Stored items:
┏━━

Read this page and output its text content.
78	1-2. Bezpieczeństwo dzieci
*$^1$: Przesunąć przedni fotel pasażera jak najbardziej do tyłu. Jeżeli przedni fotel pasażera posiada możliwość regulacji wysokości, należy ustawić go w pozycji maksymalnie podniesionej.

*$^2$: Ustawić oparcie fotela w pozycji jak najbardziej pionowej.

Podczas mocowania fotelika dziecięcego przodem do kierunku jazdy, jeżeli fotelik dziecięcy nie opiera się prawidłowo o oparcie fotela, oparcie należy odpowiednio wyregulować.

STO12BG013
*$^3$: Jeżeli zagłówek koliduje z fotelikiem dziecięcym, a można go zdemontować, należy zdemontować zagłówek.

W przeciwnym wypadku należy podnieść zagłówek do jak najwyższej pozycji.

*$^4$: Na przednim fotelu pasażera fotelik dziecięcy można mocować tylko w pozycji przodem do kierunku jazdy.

┗━━

AIM OF THE TASK: Each line that has the word "oparcie" should be copied.

EXPECTED OUTPUT:
*$^2$: Ustawić oparcie fotela w pozycji jak najbardziej pionowej.
Podczas mocowania fotelika dziecięcego przodem do kierunku jazdy, jeżeli fotelik dziecięcy nie opiera się prawidłowo o oparcie fotela, oparcie należy odpowiednio wyregulować.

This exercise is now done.